_Reading passage_:
- - -
Table 3 Parameters of the Kieffer model for computing C_v of En and Fs. The values for En are modified from Kieffer (1980), and those for Fs were read from IR powder absorption spectra published by Tarantino et al. (2002). There are, in total, 240 vibrational modes.

The C_vib that we use for Fs as a function of temperature is shown in Fig. 4. The position of this curve is not arbitrary but a consequence of employing the single-parameter phonon dispersion model of Komada and Westrum (1997, as abbreviated KW) for the measured heat capacity data. Analogously to Debye theory, the key feature of the KW model is that a characteristic temperature, θ_KW, is introduced and can be determined by fitting the model to the experimental C_p data (Komada, 1986; Komada and Westrum, 1997; Dachs et al., 2007, 2009). At temperatures above a magnetic phase transition, θ_KW approaches a linear (ideally constant) value that can be used to calculate C_vib. Any marked change in the value of θ_KW reflects the existence of non-lattice heat capacity contributions. In the case of Fs, θ_KW is linear with a rather flat slope above approximately 120 K (Fig. 4, inset), indicating that such contributions can be expected to cease in this temperature range. With m=0.0001 and parameters for the Kieffer model of Fs as given in Table 3, a C_vib matching that computed with the KW model was generated for Fs and was used to compute its C_ex (initial cut-offs were read from its powder absorption spectrum, as published by Tarantino et al., 2002). The deviation of the so-recalculated C_p of Fs based on Eq. (6) from experimental values is <1 % in the temperature range of 140–700 K.

Figure 4 PPMS-measured heat capacity of Fs (red points) compared to model calculations for its lattice C_p. The black curve was computed from the relation $C_{\mathrm{p}}=C_{\mathrm{v}}/(\mathrm{1}-m\cdot T)$ with m=0.0001 (Eq. 6) and adopting the Kieffer model for computing Fs's C_v with the parameters given in Table 3. This approaches experimental C_p at around 120 K and served as the base line to calculate C_ex by subtraction. Cemič and Dachs (2006) used the Debye model for calculating C_v (green curve), which leads to a much larger C_ex. The inset shows θ_KW of the Komada and Westrum (1997) model as a function of temperature.
- - -
_Dataset rows_:
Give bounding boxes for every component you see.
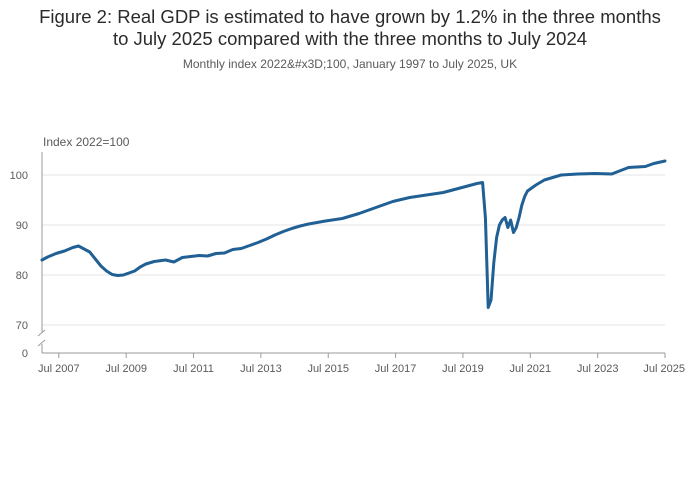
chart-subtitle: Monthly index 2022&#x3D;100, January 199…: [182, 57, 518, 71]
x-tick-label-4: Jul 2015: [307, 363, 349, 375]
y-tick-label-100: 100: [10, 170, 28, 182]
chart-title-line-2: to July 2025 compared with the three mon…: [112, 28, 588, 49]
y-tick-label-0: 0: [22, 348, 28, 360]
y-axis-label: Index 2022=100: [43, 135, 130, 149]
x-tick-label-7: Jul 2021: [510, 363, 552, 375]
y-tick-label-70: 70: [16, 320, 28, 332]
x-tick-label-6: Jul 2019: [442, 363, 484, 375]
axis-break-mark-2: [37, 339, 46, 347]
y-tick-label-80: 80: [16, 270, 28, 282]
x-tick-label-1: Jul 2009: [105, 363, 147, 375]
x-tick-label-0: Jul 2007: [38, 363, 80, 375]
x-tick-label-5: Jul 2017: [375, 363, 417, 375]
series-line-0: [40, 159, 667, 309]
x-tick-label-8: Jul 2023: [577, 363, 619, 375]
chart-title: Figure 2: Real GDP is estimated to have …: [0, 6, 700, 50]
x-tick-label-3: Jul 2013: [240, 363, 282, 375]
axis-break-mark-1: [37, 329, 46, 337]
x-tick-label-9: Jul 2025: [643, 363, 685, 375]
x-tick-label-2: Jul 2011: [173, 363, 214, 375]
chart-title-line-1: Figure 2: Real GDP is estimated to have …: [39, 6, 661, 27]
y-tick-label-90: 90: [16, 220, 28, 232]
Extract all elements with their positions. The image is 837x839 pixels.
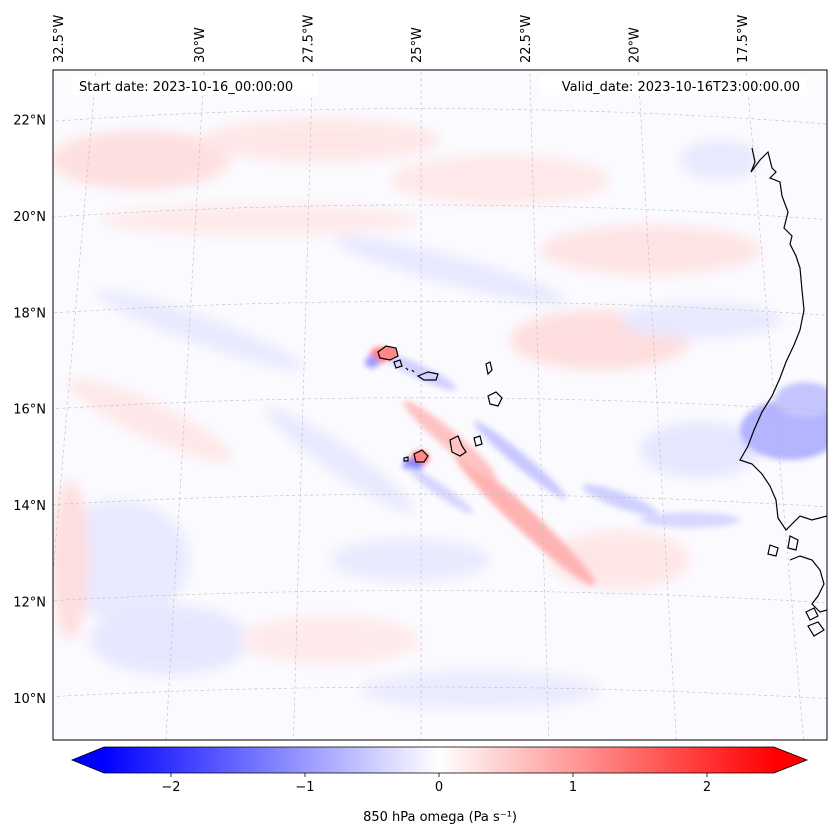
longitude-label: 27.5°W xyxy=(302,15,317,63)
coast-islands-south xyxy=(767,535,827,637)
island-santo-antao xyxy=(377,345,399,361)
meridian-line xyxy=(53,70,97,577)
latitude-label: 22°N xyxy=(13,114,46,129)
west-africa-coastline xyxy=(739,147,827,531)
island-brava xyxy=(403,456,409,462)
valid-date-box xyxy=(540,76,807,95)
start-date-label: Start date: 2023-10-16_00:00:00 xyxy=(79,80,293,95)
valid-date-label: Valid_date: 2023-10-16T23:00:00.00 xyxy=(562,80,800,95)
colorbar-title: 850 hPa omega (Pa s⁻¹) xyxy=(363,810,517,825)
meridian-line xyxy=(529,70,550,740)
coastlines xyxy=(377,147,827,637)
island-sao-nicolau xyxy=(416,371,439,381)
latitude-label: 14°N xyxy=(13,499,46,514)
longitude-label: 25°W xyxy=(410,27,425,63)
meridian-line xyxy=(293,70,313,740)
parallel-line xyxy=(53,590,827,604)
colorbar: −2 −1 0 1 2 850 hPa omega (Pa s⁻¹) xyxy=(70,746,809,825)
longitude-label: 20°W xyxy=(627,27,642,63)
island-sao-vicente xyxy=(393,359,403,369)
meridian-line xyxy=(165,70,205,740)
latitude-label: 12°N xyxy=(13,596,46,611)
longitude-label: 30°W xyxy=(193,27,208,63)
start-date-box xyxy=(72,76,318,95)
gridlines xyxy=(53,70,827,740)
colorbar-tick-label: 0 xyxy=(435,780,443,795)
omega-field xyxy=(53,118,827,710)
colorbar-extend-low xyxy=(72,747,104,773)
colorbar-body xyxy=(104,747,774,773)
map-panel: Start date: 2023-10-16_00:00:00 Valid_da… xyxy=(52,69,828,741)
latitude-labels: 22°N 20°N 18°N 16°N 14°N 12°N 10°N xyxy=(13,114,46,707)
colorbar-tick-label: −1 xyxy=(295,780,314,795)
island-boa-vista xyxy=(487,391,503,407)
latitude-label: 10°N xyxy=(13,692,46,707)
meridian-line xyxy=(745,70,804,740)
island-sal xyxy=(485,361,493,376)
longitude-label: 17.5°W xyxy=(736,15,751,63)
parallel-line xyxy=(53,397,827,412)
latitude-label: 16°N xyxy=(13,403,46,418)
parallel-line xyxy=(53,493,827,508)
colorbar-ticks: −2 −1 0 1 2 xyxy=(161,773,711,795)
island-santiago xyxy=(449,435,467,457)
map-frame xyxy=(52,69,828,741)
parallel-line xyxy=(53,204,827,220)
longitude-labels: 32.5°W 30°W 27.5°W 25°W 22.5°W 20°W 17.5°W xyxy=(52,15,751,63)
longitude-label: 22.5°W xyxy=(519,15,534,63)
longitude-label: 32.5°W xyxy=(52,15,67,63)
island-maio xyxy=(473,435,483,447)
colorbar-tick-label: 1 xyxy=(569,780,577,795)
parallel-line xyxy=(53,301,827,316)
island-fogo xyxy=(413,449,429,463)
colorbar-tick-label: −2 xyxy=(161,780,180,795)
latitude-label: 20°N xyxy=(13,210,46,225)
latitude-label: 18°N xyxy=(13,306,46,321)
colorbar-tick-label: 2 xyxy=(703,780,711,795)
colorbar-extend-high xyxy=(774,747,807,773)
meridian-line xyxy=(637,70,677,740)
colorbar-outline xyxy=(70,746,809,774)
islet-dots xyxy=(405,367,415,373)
- - -
_Exercise instructions_:
- A) Which works does the heat-capacity passage cite? Give each one with its year or years as they appear.
- B) Carry on the heat-capacity passage, starting after the last sentence shown.
The items come from a separate source.

_Results of the tasks_:
- A) Kieffer (1980); Tarantino et al. (2002); Komada and Westrum (1997); Komada (1986); Dachs et al. (2007, 2009); Cemič and Dachs (2006)

- B)
3.2.3 Excess heat capacities

Whereas the calculation of C_ex is straightforward for the Fs endmember (Eq. 4), we used a linear combination of the vibrational models for C_vib of En and Fs, as described above, to come up with the C_vib of a solid-solution member $(C_{\mathrm{vib}}^{\mathrm{ss}}$) as follows:

$$\begin{array}{}\text{(7)}& C_{\mathrm{vib}}^{\mathrm{ss}}=(\mathrm{1}-X_{\mathrm{Fs}})\cdot C_{\mathrm{vib}}^{\mathrm{En}}+X_{\mathrm{Fs}}\cdot C_{\mathrm{vib}}^{\mathrm{Fs}}.\end{array}$$

This implies that the vibrational properties in the En–Fs solid solution behave as an ideal mixture. With an expression analogous to Eq. (7), the conversion of C_p into C_v was done for each solid-solution member. The resulting excess heat capacities are plotted in Fig. 5 in the temperature range of 0–60 K. They smear out around this T in the Mg-rich compositions, whereas the Fe-rich compounds approach zero C_ex at successively higher T values up to ∼150 K (not shown in Fig. 5). Recalculated C_p above this T, computed from $C_{\mathrm{p}}^{\mathrm{calc}}=C_{\mathrm{vib}}+C_{\mathrm{ex}}+\mathrm{\Delta }C$, deviates by no more than 1 % from the measured C_p of a specific compound up to 820 K.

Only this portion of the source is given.